## Material to process:
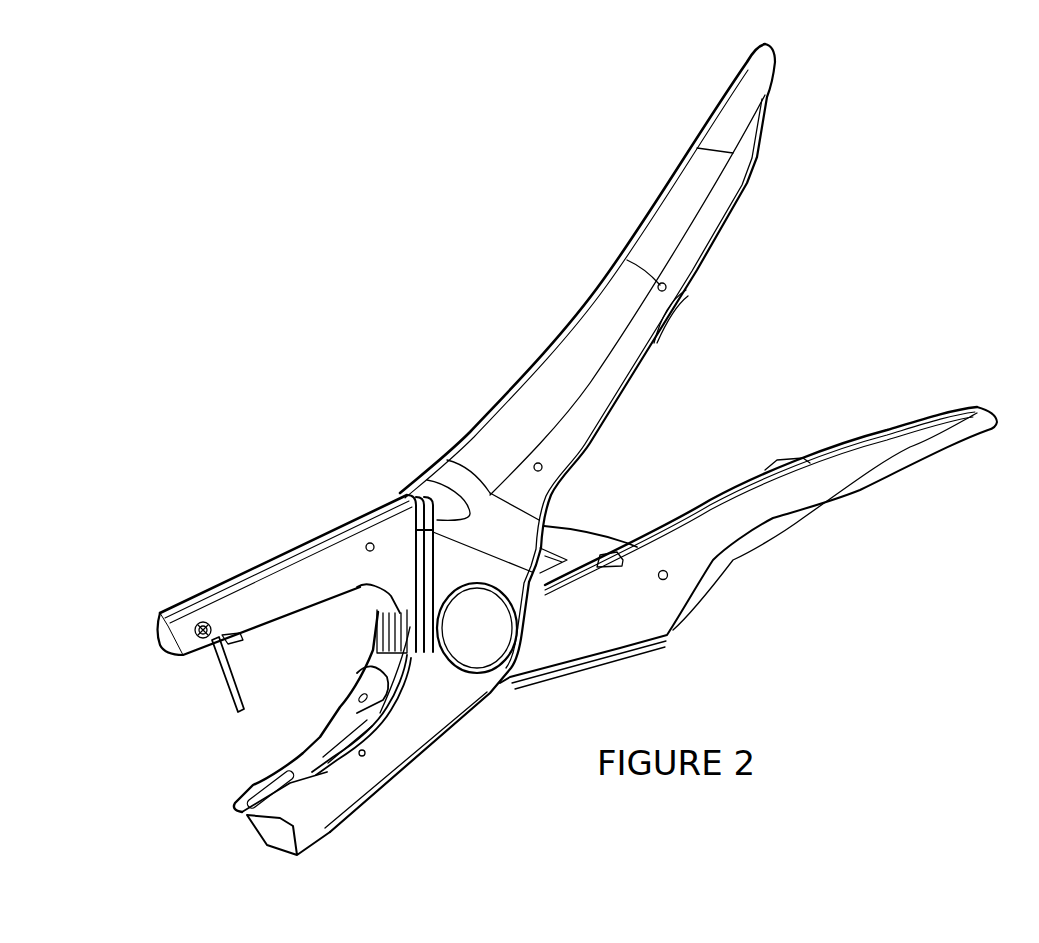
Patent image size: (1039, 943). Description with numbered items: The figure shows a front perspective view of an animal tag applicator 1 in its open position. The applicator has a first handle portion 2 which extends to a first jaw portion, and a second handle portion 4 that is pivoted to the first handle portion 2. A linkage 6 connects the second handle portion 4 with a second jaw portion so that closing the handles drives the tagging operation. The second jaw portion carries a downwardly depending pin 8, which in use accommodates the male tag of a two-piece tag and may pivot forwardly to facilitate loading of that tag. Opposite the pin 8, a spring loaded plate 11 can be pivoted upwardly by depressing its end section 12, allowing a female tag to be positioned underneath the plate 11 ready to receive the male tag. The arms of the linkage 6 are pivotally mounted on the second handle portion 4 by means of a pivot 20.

The animal tag applicator 1 is at (428, 372).
The first handle portion 2 is at (507, 430).
The second handle portion 4 is at (810, 503).
The linkage 6 is at (557, 547).
The pin 8 is at (236, 678).
The spring loaded plate 11 is at (290, 753).
The end section 12 is at (407, 757).
The pivot 20 is at (668, 578).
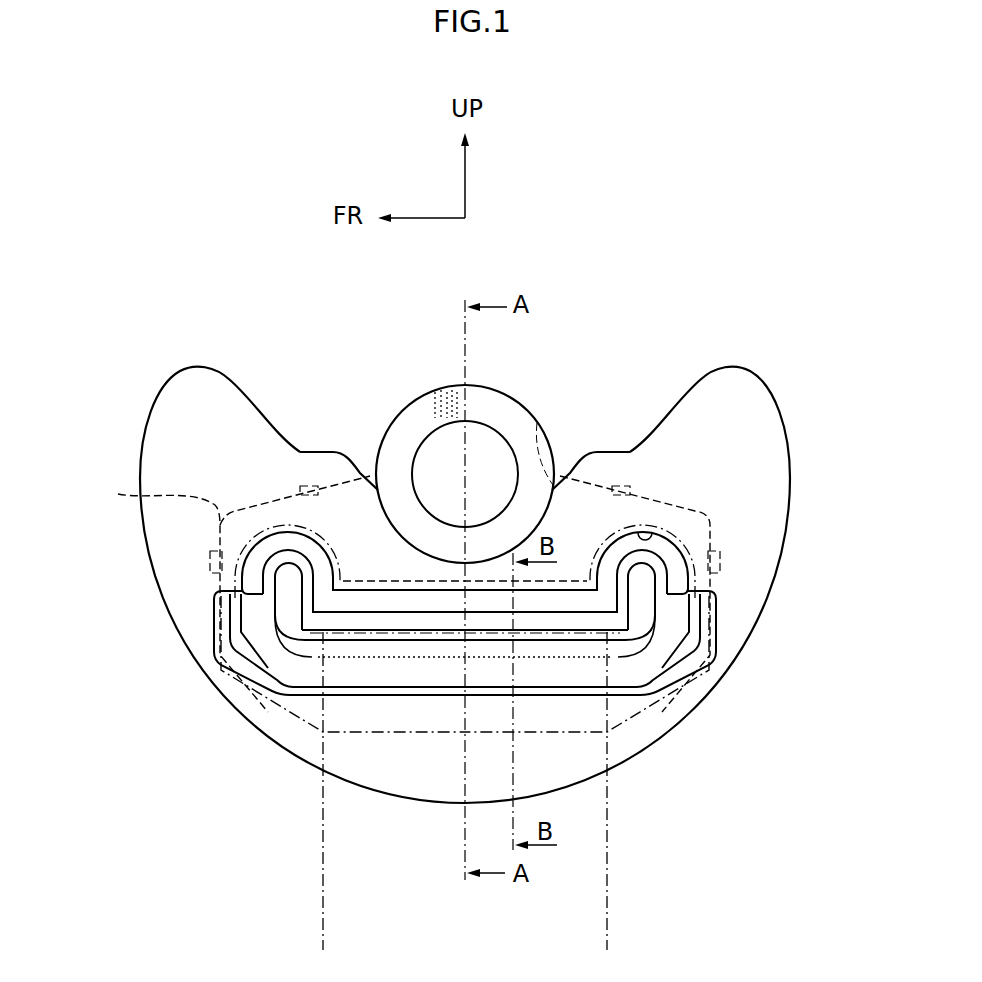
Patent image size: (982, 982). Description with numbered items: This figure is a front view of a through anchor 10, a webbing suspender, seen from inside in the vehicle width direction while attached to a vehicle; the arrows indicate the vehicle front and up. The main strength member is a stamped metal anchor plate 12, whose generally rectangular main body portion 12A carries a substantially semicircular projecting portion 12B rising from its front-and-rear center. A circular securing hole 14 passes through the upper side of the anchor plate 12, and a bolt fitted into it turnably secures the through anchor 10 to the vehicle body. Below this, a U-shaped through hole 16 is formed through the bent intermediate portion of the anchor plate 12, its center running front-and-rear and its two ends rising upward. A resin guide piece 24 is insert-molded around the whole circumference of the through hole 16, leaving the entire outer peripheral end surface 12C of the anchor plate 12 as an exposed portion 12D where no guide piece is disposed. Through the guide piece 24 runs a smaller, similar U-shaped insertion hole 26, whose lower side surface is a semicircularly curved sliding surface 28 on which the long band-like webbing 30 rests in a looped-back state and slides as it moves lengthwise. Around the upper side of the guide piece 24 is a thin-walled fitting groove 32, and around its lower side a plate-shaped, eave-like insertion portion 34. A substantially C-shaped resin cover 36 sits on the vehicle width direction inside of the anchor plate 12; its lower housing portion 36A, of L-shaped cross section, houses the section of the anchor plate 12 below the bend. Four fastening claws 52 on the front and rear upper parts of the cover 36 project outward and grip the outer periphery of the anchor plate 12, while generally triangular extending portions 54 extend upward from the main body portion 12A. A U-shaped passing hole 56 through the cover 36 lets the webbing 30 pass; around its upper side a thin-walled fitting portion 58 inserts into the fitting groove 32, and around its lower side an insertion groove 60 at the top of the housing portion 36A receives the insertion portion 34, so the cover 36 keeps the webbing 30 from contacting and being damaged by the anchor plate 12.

The through anchor 10 is at (222, 294).
The anchor plate 12 is at (390, 412).
The main body portion 12A is at (140, 498).
The projecting portion 12B is at (538, 422).
The outer peripheral end surface 12C is at (714, 584).
The exposed portion 12D is at (285, 716).
The securing hole 14 is at (483, 437).
The through hole 16 is at (373, 612).
The guide piece 24 is at (262, 661).
The insertion hole 26 is at (568, 630).
The sliding surface 28 is at (427, 652).
The webbing 30 is at (322, 884).
The fitting groove 32 is at (350, 604).
The insertion portion 34 is at (552, 696).
The cover 36 is at (733, 360).
The housing portion 36A is at (430, 718).
The fastening claws 52 is at (308, 486).
The extending portions 54 is at (240, 380).
The passing hole 56 is at (399, 596).
The fitting portion 58 is at (652, 535).
The insertion groove 60 is at (672, 664).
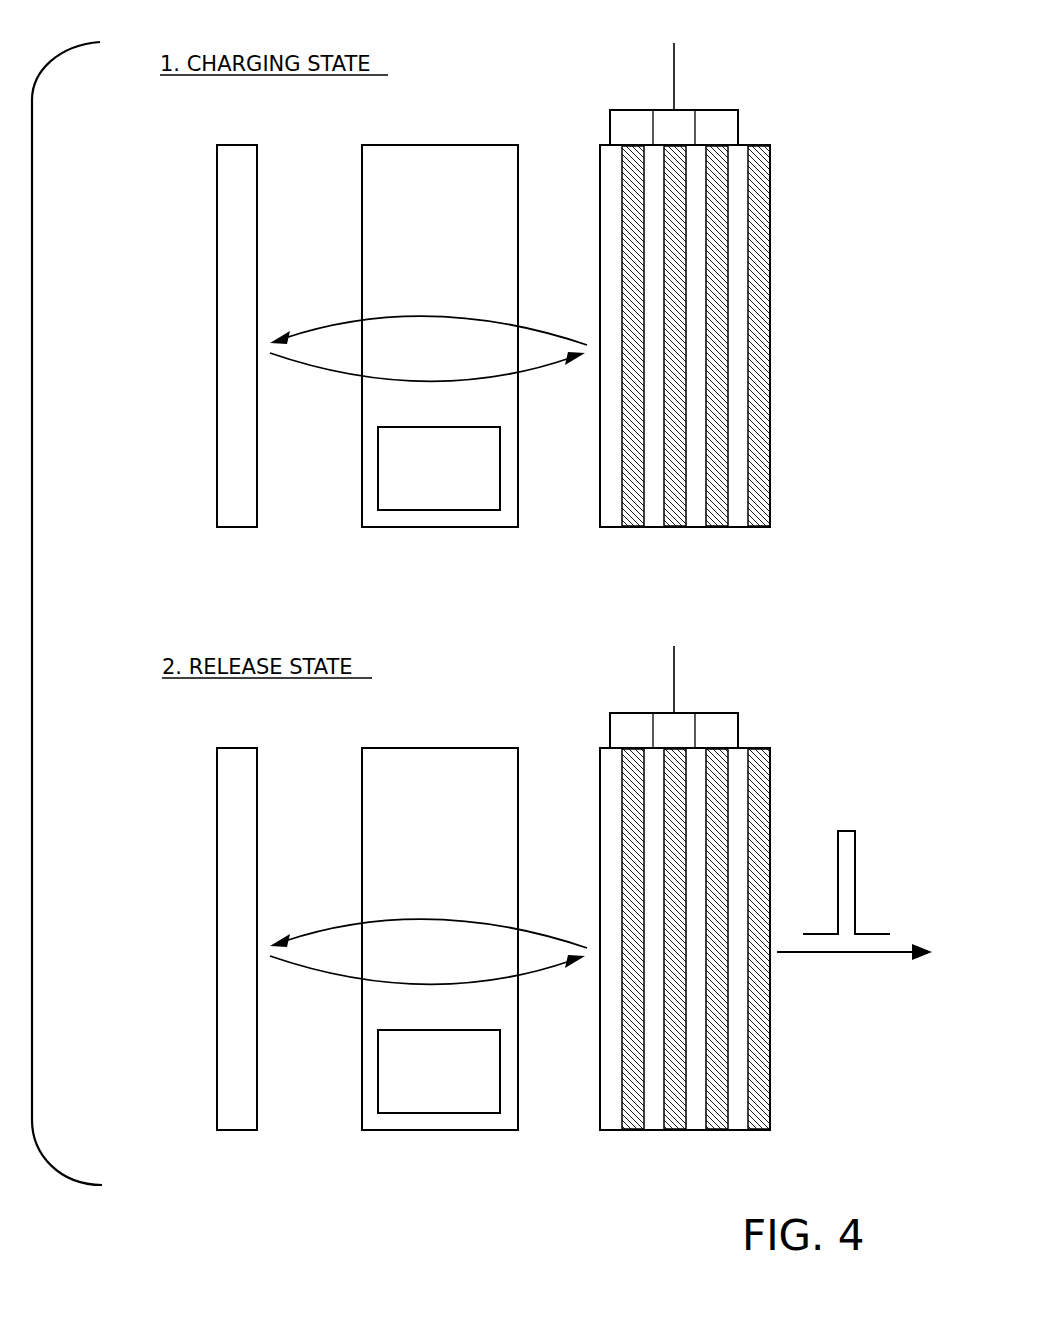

## Goal:
Please reproduce the material above with "Caption listing numbered parts" substituted for "Description with numbered items" and everything else unchanged, leaving out the pictures.

## Exercise result:
Patent image size: (1039, 943). Caption listing numbered parts: The figure shows a front perspective view of an animal tag applicator 1 in its open position. The applicator has a first handle portion 2 which extends to a first jaw portion, and a second handle portion 4 that is pivoted to the first handle portion 2. A linkage 6 connects the second handle portion 4 with a second jaw portion so that closing the handles drives the tagging operation. The second jaw portion carries a downwardly depending pin 8, which in use accommodates the male tag of a two-piece tag and may pivot forwardly to facilitate loading of that tag. Opposite the pin 8, a spring loaded plate 11 can be pivoted upwardly by depressing its end section 12, allowing a female tag to be positioned underneath the plate 11 ready to receive the male tag. The arms of the linkage 6 are pivotally mounted on the second handle portion 4 by means of a pivot 20.

The animal tag applicator 1 is at (428, 372).
The first handle portion 2 is at (507, 430).
The second handle portion 4 is at (810, 503).
The linkage 6 is at (557, 547).
The pin 8 is at (236, 678).
The spring loaded plate 11 is at (290, 753).
The end section 12 is at (407, 757).
The pivot 20 is at (668, 578).
Patent image size: (982, 982). Caption listing numbered parts: This figure is a front view of a through anchor 10, a webbing suspender, seen from inside in the vehicle width direction while attached to a vehicle; the arrows indicate the vehicle front and up. The main strength member is a stamped metal anchor plate 12, whose generally rectangular main body portion 12A carries a substantially semicircular projecting portion 12B rising from its front-and-rear center. A circular securing hole 14 passes through the upper side of the anchor plate 12, and a bolt fitted into it turnably secures the through anchor 10 to the vehicle body. Below this, a U-shaped through hole 16 is formed through the bent intermediate portion of the anchor plate 12, its center running front-and-rear and its two ends rising upward. A resin guide piece 24 is insert-molded around the whole circumference of the through hole 16, leaving the entire outer peripheral end surface 12C of the anchor plate 12 as an exposed portion 12D where no guide piece is disposed. Through the guide piece 24 runs a smaller, similar U-shaped insertion hole 26, whose lower side surface is a semicircularly curved sliding surface 28 on which the long band-like webbing 30 rests in a looped-back state and slides as it moves lengthwise. Around the upper side of the guide piece 24 is a thin-walled fitting groove 32, and around its lower side a plate-shaped, eave-like insertion portion 34. A substantially C-shaped resin cover 36 sits on the vehicle width direction inside of the anchor plate 12; its lower housing portion 36A, of L-shaped cross section, houses the section of the anchor plate 12 below the bend. Four fastening claws 52 on the front and rear upper parts of the cover 36 project outward and grip the outer periphery of the anchor plate 12, while generally triangular extending portions 54 extend upward from the main body portion 12A. A U-shaped passing hole 56 through the cover 36 lets the webbing 30 pass; around its upper side a thin-walled fitting portion 58 inserts into the fitting groove 32, and around its lower side an insertion groove 60 at the top of the housing portion 36A receives the insertion portion 34, so the cover 36 keeps the webbing 30 from contacting and being damaged by the anchor plate 12.

The through anchor 10 is at (222, 294).
The anchor plate 12 is at (390, 412).
The main body portion 12A is at (140, 498).
The projecting portion 12B is at (538, 422).
The outer peripheral end surface 12C is at (714, 584).
The exposed portion 12D is at (285, 716).
The securing hole 14 is at (483, 437).
The through hole 16 is at (373, 612).
The guide piece 24 is at (262, 661).
The insertion hole 26 is at (568, 630).
The sliding surface 28 is at (427, 652).
The webbing 30 is at (322, 884).
The fitting groove 32 is at (350, 604).
The insertion portion 34 is at (552, 696).
The cover 36 is at (733, 360).
The housing portion 36A is at (430, 718).
The fastening claws 52 is at (308, 486).
The extending portions 54 is at (240, 380).
The passing hole 56 is at (399, 596).
The fitting portion 58 is at (652, 535).
The insertion groove 60 is at (672, 664).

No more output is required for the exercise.